(GIVEN PROBLEM) Select lines where the word "text" appears.

---+---

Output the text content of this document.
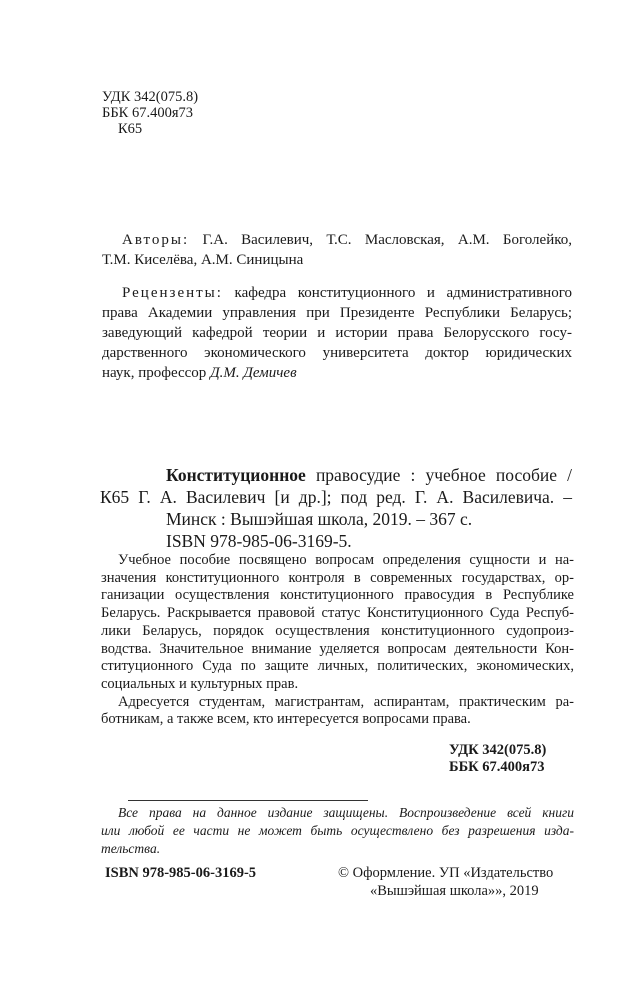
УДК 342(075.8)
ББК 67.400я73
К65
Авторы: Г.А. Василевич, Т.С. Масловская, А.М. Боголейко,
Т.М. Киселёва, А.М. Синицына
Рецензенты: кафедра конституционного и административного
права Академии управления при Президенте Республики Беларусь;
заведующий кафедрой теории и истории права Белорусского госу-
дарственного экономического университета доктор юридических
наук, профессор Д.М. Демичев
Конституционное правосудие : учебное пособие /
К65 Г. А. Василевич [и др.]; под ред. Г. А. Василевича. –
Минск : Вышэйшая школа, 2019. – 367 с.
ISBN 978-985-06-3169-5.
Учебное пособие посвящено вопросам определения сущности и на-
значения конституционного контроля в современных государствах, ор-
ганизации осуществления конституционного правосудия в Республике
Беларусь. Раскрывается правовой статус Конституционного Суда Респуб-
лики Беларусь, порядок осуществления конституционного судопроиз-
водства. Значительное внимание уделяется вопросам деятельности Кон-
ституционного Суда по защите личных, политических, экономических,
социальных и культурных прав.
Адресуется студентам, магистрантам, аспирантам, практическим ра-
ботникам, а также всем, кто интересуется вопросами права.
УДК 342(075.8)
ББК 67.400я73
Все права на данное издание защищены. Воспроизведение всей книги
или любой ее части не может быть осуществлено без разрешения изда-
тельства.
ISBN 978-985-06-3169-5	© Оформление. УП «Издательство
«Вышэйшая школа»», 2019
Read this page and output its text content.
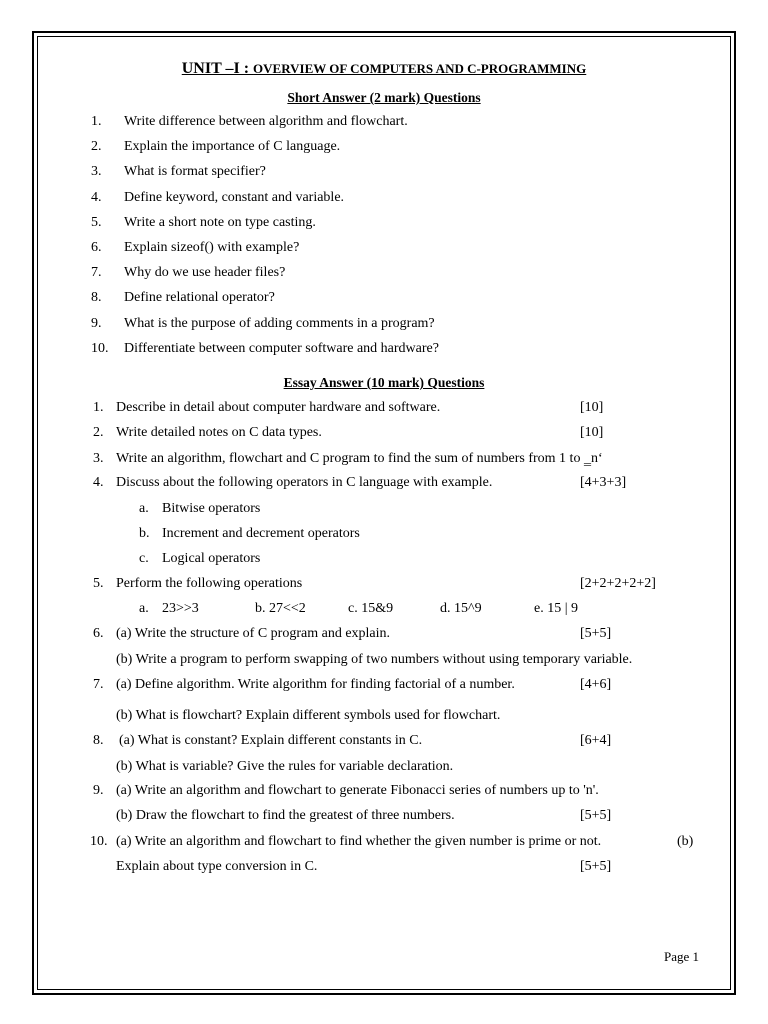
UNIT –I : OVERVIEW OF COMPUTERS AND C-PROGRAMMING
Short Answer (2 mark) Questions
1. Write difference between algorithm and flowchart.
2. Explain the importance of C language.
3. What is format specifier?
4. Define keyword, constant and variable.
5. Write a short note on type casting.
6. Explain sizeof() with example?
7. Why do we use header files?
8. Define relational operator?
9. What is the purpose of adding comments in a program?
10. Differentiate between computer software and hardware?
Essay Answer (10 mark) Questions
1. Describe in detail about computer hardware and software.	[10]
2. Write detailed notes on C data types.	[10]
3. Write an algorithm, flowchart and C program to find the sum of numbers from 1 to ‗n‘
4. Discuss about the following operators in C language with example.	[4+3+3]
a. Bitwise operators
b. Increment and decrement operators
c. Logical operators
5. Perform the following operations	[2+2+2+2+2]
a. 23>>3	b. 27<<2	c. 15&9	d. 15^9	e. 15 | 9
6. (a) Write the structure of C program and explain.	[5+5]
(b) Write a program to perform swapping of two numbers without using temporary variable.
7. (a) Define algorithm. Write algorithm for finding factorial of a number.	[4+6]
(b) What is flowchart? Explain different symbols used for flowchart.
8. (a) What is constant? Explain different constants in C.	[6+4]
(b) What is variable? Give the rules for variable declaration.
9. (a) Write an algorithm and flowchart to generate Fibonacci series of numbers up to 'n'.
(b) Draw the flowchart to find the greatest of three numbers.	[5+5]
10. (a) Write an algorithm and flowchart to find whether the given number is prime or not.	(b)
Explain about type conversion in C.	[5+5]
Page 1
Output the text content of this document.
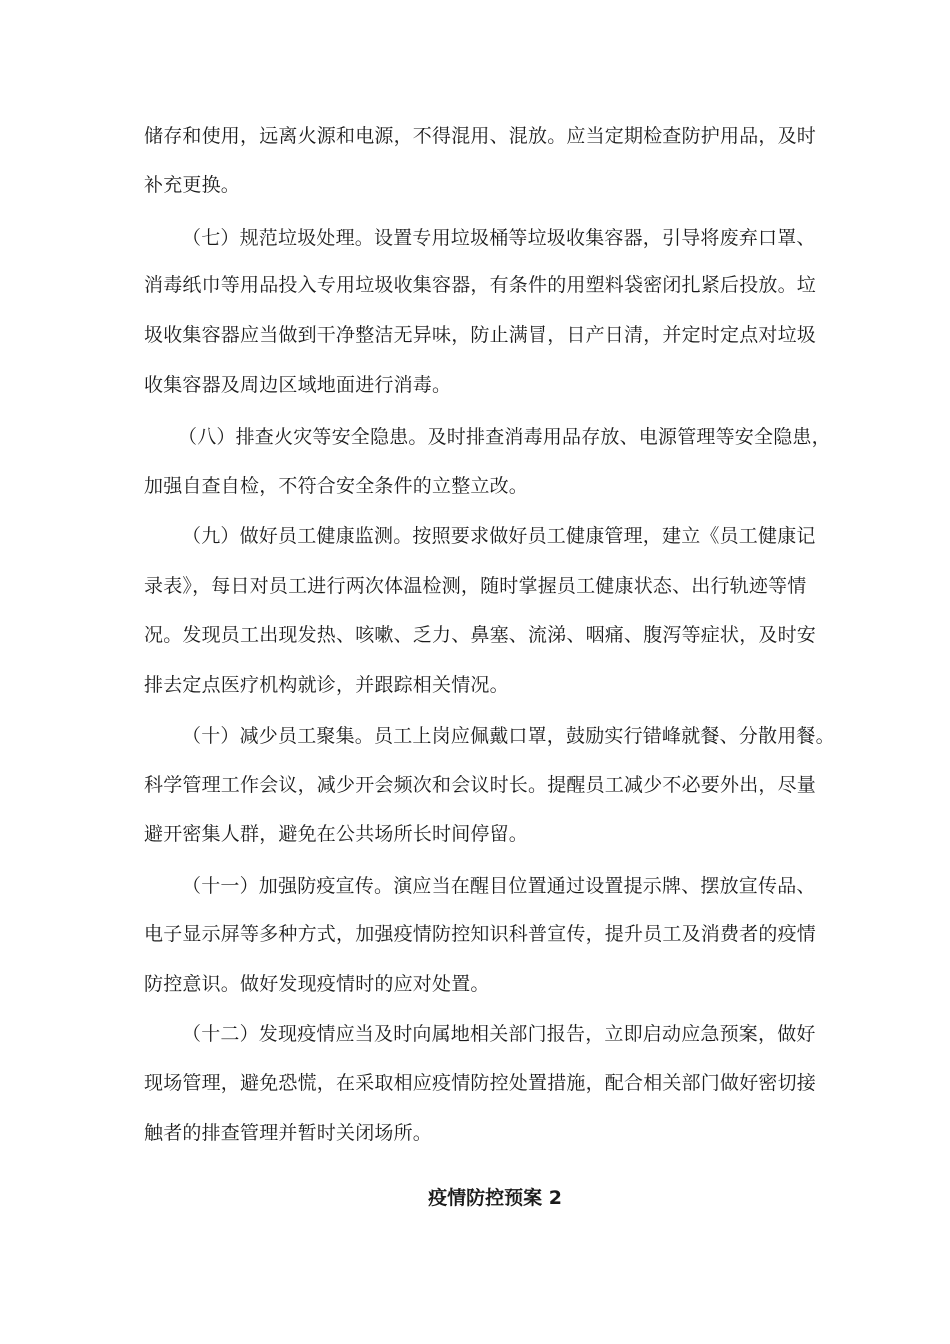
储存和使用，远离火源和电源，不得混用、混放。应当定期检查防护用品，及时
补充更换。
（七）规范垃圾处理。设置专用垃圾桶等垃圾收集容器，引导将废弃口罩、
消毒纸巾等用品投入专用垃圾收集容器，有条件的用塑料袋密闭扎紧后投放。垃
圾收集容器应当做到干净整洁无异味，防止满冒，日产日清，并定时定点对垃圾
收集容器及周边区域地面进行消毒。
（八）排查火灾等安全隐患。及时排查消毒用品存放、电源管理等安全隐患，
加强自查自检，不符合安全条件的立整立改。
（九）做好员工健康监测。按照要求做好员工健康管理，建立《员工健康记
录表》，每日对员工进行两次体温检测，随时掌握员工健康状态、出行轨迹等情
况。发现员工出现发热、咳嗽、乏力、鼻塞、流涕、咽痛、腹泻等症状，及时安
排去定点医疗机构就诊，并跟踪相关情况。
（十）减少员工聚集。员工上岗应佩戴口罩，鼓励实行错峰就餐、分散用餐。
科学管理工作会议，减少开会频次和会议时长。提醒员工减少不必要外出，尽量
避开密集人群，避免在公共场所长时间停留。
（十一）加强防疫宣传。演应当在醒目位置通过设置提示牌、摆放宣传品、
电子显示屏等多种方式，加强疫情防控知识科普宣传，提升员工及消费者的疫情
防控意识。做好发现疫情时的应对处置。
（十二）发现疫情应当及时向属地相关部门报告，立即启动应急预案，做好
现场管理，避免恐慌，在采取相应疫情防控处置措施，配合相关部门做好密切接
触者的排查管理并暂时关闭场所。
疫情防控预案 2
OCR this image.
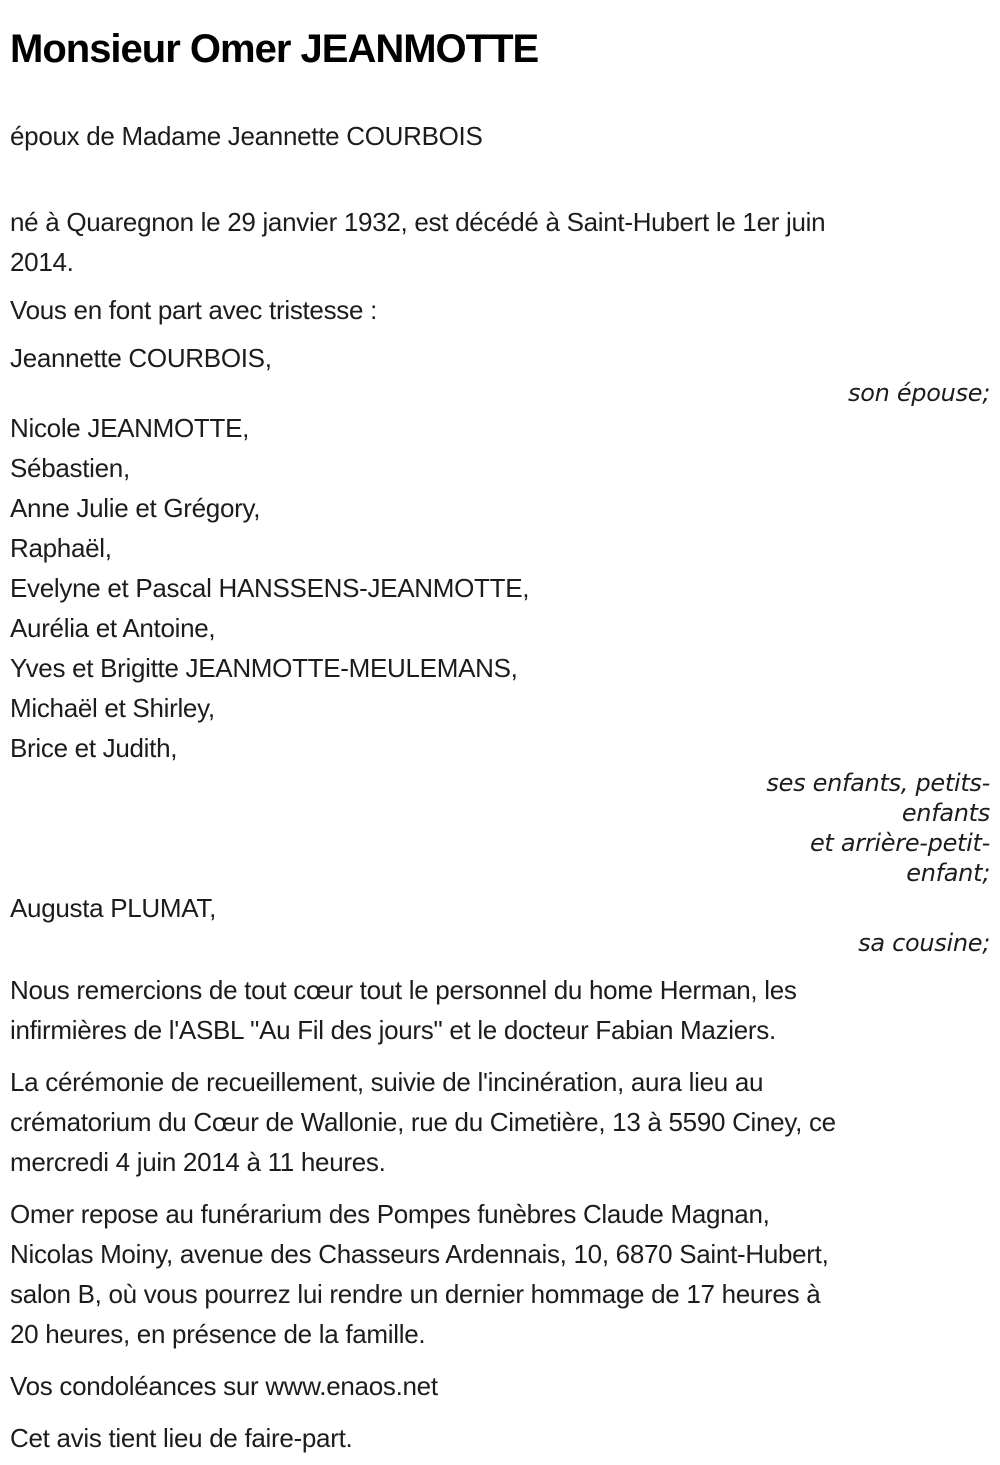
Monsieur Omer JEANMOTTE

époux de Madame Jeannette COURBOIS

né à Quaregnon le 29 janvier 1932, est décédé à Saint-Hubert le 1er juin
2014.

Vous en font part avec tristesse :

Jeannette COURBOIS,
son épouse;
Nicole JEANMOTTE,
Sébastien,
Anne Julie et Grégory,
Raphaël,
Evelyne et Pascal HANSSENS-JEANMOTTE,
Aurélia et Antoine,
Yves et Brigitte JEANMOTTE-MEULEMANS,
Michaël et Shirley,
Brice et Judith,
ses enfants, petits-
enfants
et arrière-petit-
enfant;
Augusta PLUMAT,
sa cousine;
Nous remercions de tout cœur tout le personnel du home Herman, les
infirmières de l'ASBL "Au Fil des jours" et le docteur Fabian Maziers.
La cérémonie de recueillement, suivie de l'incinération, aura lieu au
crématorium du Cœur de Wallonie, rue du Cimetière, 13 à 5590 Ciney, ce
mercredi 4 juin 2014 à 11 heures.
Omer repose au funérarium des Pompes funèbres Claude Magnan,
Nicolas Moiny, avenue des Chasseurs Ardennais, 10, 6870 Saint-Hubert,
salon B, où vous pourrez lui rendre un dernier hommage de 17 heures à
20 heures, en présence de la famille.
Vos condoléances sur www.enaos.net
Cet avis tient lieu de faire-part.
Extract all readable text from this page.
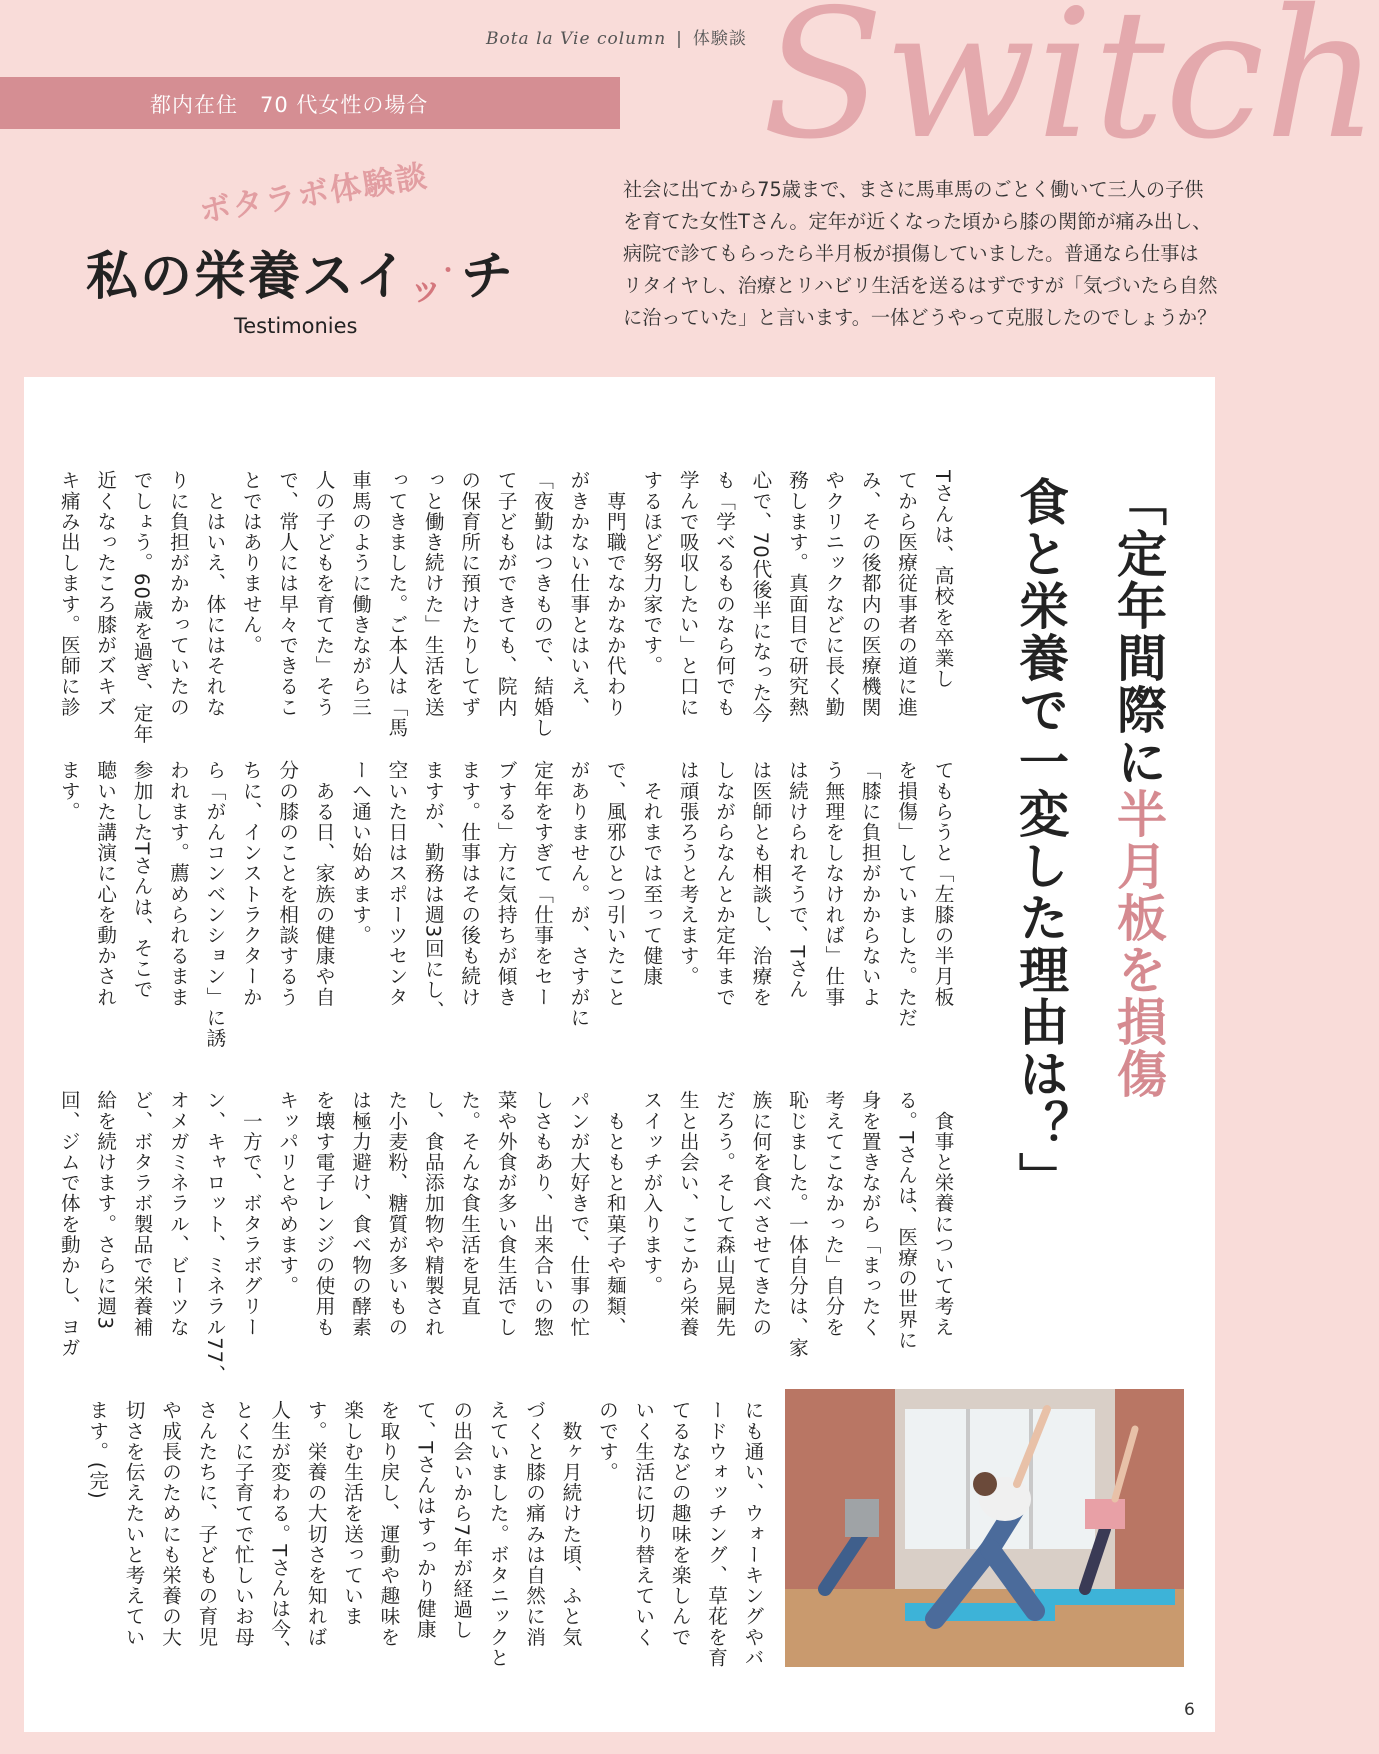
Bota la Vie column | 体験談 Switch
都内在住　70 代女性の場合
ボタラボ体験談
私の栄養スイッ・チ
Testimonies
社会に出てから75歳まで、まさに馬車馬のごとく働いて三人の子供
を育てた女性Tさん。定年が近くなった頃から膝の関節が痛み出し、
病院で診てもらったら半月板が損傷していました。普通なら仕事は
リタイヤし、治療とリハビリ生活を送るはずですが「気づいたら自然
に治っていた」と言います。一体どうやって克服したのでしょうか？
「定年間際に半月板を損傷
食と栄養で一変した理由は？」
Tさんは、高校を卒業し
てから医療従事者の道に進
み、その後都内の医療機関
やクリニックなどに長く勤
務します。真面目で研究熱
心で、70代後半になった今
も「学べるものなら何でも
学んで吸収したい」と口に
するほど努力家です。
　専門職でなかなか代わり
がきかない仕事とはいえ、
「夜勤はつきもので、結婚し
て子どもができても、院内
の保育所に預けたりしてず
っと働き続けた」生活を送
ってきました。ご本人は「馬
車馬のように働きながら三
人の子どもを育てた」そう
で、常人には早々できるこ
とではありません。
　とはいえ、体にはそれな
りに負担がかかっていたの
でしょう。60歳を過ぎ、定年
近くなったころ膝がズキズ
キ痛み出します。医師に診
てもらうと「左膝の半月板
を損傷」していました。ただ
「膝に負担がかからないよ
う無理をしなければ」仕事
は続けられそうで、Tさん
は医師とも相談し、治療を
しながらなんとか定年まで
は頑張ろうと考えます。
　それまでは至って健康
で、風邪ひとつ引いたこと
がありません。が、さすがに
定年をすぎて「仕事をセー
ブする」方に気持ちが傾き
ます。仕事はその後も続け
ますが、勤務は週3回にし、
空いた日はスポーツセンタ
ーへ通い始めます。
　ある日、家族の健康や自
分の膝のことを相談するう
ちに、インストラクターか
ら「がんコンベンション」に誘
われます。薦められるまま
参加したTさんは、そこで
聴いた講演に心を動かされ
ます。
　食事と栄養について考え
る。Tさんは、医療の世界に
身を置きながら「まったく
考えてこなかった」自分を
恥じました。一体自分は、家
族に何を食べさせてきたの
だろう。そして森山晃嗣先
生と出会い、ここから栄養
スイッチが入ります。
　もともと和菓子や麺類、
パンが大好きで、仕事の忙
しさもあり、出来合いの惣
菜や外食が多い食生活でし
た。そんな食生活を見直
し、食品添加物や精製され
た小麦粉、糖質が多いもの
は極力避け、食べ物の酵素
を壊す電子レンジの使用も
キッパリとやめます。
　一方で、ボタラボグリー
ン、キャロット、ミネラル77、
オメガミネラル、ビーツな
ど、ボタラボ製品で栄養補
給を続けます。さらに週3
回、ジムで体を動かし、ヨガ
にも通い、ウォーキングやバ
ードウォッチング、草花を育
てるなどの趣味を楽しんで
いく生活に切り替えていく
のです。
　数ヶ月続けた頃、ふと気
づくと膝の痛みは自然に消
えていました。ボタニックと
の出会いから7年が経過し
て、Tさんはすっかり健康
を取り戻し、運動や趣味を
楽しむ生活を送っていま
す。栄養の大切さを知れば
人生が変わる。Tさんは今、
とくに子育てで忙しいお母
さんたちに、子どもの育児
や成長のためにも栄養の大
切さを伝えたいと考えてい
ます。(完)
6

---+---

(TASK RESPONSE)
Output the text content of this document.
Read this page and output its text content.
Output the text content of this document.
Extract all readable text from this page.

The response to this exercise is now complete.